What to do
The records that follow are to be transcribed in full, without their images.

::: Dataset records :::

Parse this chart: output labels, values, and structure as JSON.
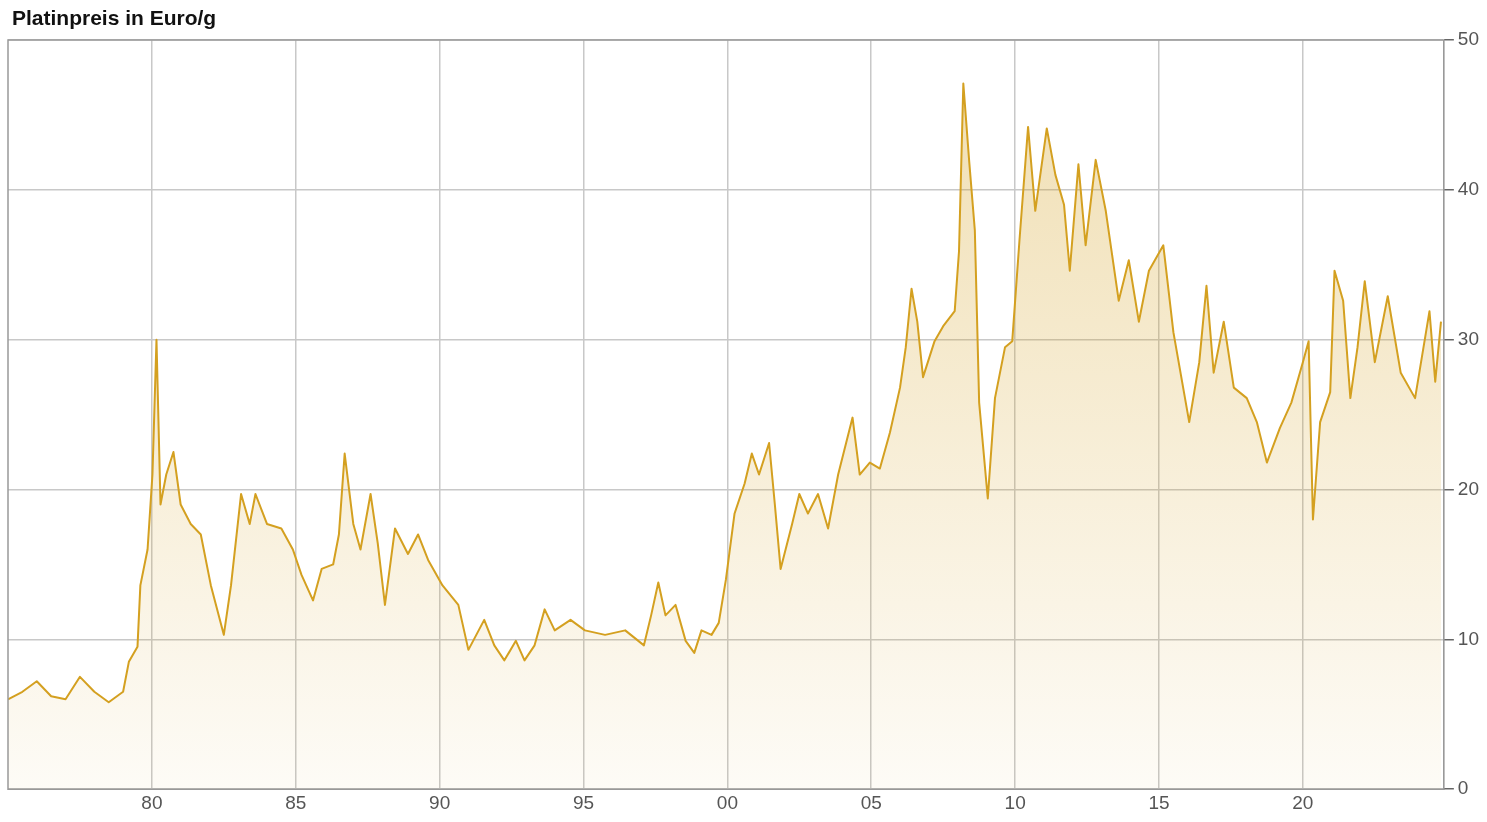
{
  "chart_data": {
    "type": "area",
    "title": "Platinpreis in Euro/g",
    "x": [
      1975.0,
      1975.5,
      1976.0,
      1976.5,
      1977.0,
      1977.5,
      1978.0,
      1978.5,
      1979.0,
      1979.2,
      1979.5,
      1979.6,
      1979.85,
      1980.02,
      1980.16,
      1980.3,
      1980.5,
      1980.75,
      1981.0,
      1981.35,
      1981.7,
      1982.05,
      1982.5,
      1982.75,
      1983.1,
      1983.4,
      1983.6,
      1984.0,
      1984.5,
      1984.9,
      1985.2,
      1985.6,
      1985.9,
      1986.3,
      1986.5,
      1986.7,
      1987.0,
      1987.25,
      1987.6,
      1987.85,
      1988.1,
      1988.45,
      1988.9,
      1989.25,
      1989.6,
      1990.1,
      1990.65,
      1991.0,
      1991.55,
      1991.9,
      1992.25,
      1992.65,
      1992.95,
      1993.3,
      1993.65,
      1994.0,
      1994.55,
      1995.05,
      1995.75,
      1996.45,
      1997.1,
      1997.35,
      1997.6,
      1997.85,
      1998.2,
      1998.55,
      1998.85,
      1999.1,
      1999.45,
      1999.7,
      1999.95,
      2000.25,
      2000.6,
      2000.85,
      2001.1,
      2001.45,
      2001.65,
      2001.85,
      2002.25,
      2002.5,
      2002.8,
      2003.15,
      2003.5,
      2003.85,
      2004.35,
      2004.6,
      2004.95,
      2005.3,
      2005.65,
      2006.0,
      2006.2,
      2006.4,
      2006.6,
      2006.8,
      2007.2,
      2007.5,
      2007.9,
      2008.05,
      2008.2,
      2008.4,
      2008.6,
      2008.75,
      2009.05,
      2009.3,
      2009.65,
      2009.9,
      2010.15,
      2010.45,
      2010.7,
      2011.1,
      2011.4,
      2011.7,
      2011.9,
      2012.2,
      2012.45,
      2012.8,
      2013.15,
      2013.6,
      2013.95,
      2014.3,
      2014.65,
      2015.15,
      2015.5,
      2016.05,
      2016.4,
      2016.65,
      2016.9,
      2017.25,
      2017.6,
      2018.05,
      2018.4,
      2018.75,
      2019.2,
      2019.6,
      2020.0,
      2020.2,
      2020.35,
      2020.6,
      2020.95,
      2021.1,
      2021.4,
      2021.65,
      2021.9,
      2022.15,
      2022.5,
      2022.95,
      2023.4,
      2023.9,
      2024.4,
      2024.6,
      2024.8
    ],
    "series": [
      {
        "color": "#d4a020",
        "values": [
          6,
          6.5,
          7.2,
          6.2,
          6,
          7.5,
          6.5,
          5.8,
          6.5,
          8.5,
          9.5,
          13.6,
          16,
          21,
          30,
          19,
          21,
          22.5,
          19,
          17.7,
          17,
          13.6,
          10.3,
          13.6,
          19.7,
          17.7,
          19.7,
          17.7,
          17.4,
          16,
          14.3,
          12.6,
          14.7,
          15,
          17,
          22.4,
          17.7,
          16,
          19.7,
          16.4,
          12.3,
          17.4,
          15.7,
          17,
          15.3,
          13.6,
          12.3,
          9.3,
          11.3,
          9.6,
          8.6,
          9.9,
          8.6,
          9.6,
          12,
          10.6,
          11.3,
          10.6,
          10.3,
          10.6,
          9.6,
          11.6,
          13.8,
          11.6,
          12.3,
          9.9,
          9.1,
          10.6,
          10.3,
          11.1,
          14,
          18.4,
          20.4,
          22.4,
          21,
          23.1,
          19,
          14.7,
          17.7,
          19.7,
          18.4,
          19.7,
          17.4,
          21,
          24.8,
          21,
          21.8,
          21.4,
          23.8,
          26.8,
          29.5,
          33.4,
          31.2,
          27.5,
          29.9,
          30.9,
          31.9,
          35.9,
          47.1,
          42,
          37.3,
          25.8,
          19.4,
          26.1,
          29.5,
          29.9,
          36.6,
          44.2,
          38.6,
          44.1,
          41,
          39,
          34.6,
          41.7,
          36.3,
          42,
          38.6,
          32.6,
          35.3,
          31.2,
          34.6,
          36.3,
          30.5,
          24.5,
          28.5,
          33.6,
          27.8,
          31.2,
          26.8,
          26.1,
          24.5,
          21.8,
          24.1,
          25.8,
          28.5,
          29.9,
          18,
          24.5,
          26.5,
          34.6,
          32.6,
          26.1,
          29.5,
          33.9,
          28.5,
          32.9,
          27.8,
          26.1,
          31.9,
          27.2,
          31.2
        ]
      }
    ],
    "xlim": [
      1975,
      2024.9
    ],
    "xticks": [
      {
        "value": 1980,
        "label": "80"
      },
      {
        "value": 1985,
        "label": "85"
      },
      {
        "value": 1990,
        "label": "90"
      },
      {
        "value": 1995,
        "label": "95"
      },
      {
        "value": 2000,
        "label": "00"
      },
      {
        "value": 2005,
        "label": "05"
      },
      {
        "value": 2010,
        "label": "10"
      },
      {
        "value": 2015,
        "label": "15"
      },
      {
        "value": 2020,
        "label": "20"
      }
    ],
    "ylim": [
      0,
      50
    ],
    "yticks": [
      0,
      10,
      20,
      30,
      40,
      50
    ],
    "grid": true,
    "legend": false,
    "marker": "none",
    "line_style": "solid"
  }
}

:::

Answer to the task
Parse this chart: output labels, values, and structure as JSON.
{
  "chart_data": {
    "type": "area",
    "title": "Platinpreis in Euro/g",
    "x": [
      1975.0,
      1975.5,
      1976.0,
      1976.5,
      1977.0,
      1977.5,
      1978.0,
      1978.5,
      1979.0,
      1979.2,
      1979.5,
      1979.6,
      1979.85,
      1980.02,
      1980.16,
      1980.3,
      1980.5,
      1980.75,
      1981.0,
      1981.35,
      1981.7,
      1982.05,
      1982.5,
      1982.75,
      1983.1,
      1983.4,
      1983.6,
      1984.0,
      1984.5,
      1984.9,
      1985.2,
      1985.6,
      1985.9,
      1986.3,
      1986.5,
      1986.7,
      1987.0,
      1987.25,
      1987.6,
      1987.85,
      1988.1,
      1988.45,
      1988.9,
      1989.25,
      1989.6,
      1990.1,
      1990.65,
      1991.0,
      1991.55,
      1991.9,
      1992.25,
      1992.65,
      1992.95,
      1993.3,
      1993.65,
      1994.0,
      1994.55,
      1995.05,
      1995.75,
      1996.45,
      1997.1,
      1997.35,
      1997.6,
      1997.85,
      1998.2,
      1998.55,
      1998.85,
      1999.1,
      1999.45,
      1999.7,
      1999.95,
      2000.25,
      2000.6,
      2000.85,
      2001.1,
      2001.45,
      2001.65,
      2001.85,
      2002.25,
      2002.5,
      2002.8,
      2003.15,
      2003.5,
      2003.85,
      2004.35,
      2004.6,
      2004.95,
      2005.3,
      2005.65,
      2006.0,
      2006.2,
      2006.4,
      2006.6,
      2006.8,
      2007.2,
      2007.5,
      2007.9,
      2008.05,
      2008.2,
      2008.4,
      2008.6,
      2008.75,
      2009.05,
      2009.3,
      2009.65,
      2009.9,
      2010.15,
      2010.45,
      2010.7,
      2011.1,
      2011.4,
      2011.7,
      2011.9,
      2012.2,
      2012.45,
      2012.8,
      2013.15,
      2013.6,
      2013.95,
      2014.3,
      2014.65,
      2015.15,
      2015.5,
      2016.05,
      2016.4,
      2016.65,
      2016.9,
      2017.25,
      2017.6,
      2018.05,
      2018.4,
      2018.75,
      2019.2,
      2019.6,
      2020.0,
      2020.2,
      2020.35,
      2020.6,
      2020.95,
      2021.1,
      2021.4,
      2021.65,
      2021.9,
      2022.15,
      2022.5,
      2022.95,
      2023.4,
      2023.9,
      2024.4,
      2024.6,
      2024.8
    ],
    "series": [
      {
        "color": "#d4a020",
        "values": [
          6,
          6.5,
          7.2,
          6.2,
          6,
          7.5,
          6.5,
          5.8,
          6.5,
          8.5,
          9.5,
          13.6,
          16,
          21,
          30,
          19,
          21,
          22.5,
          19,
          17.7,
          17,
          13.6,
          10.3,
          13.6,
          19.7,
          17.7,
          19.7,
          17.7,
          17.4,
          16,
          14.3,
          12.6,
          14.7,
          15,
          17,
          22.4,
          17.7,
          16,
          19.7,
          16.4,
          12.3,
          17.4,
          15.7,
          17,
          15.3,
          13.6,
          12.3,
          9.3,
          11.3,
          9.6,
          8.6,
          9.9,
          8.6,
          9.6,
          12,
          10.6,
          11.3,
          10.6,
          10.3,
          10.6,
          9.6,
          11.6,
          13.8,
          11.6,
          12.3,
          9.9,
          9.1,
          10.6,
          10.3,
          11.1,
          14,
          18.4,
          20.4,
          22.4,
          21,
          23.1,
          19,
          14.7,
          17.7,
          19.7,
          18.4,
          19.7,
          17.4,
          21,
          24.8,
          21,
          21.8,
          21.4,
          23.8,
          26.8,
          29.5,
          33.4,
          31.2,
          27.5,
          29.9,
          30.9,
          31.9,
          35.9,
          47.1,
          42,
          37.3,
          25.8,
          19.4,
          26.1,
          29.5,
          29.9,
          36.6,
          44.2,
          38.6,
          44.1,
          41,
          39,
          34.6,
          41.7,
          36.3,
          42,
          38.6,
          32.6,
          35.3,
          31.2,
          34.6,
          36.3,
          30.5,
          24.5,
          28.5,
          33.6,
          27.8,
          31.2,
          26.8,
          26.1,
          24.5,
          21.8,
          24.1,
          25.8,
          28.5,
          29.9,
          18,
          24.5,
          26.5,
          34.6,
          32.6,
          26.1,
          29.5,
          33.9,
          28.5,
          32.9,
          27.8,
          26.1,
          31.9,
          27.2,
          31.2
        ]
      }
    ],
    "xlim": [
      1975,
      2024.9
    ],
    "xticks": [
      {
        "value": 1980,
        "label": "80"
      },
      {
        "value": 1985,
        "label": "85"
      },
      {
        "value": 1990,
        "label": "90"
      },
      {
        "value": 1995,
        "label": "95"
      },
      {
        "value": 2000,
        "label": "00"
      },
      {
        "value": 2005,
        "label": "05"
      },
      {
        "value": 2010,
        "label": "10"
      },
      {
        "value": 2015,
        "label": "15"
      },
      {
        "value": 2020,
        "label": "20"
      }
    ],
    "ylim": [
      0,
      50
    ],
    "yticks": [
      0,
      10,
      20,
      30,
      40,
      50
    ],
    "grid": true,
    "legend": false,
    "marker": "none",
    "line_style": "solid"
  }
}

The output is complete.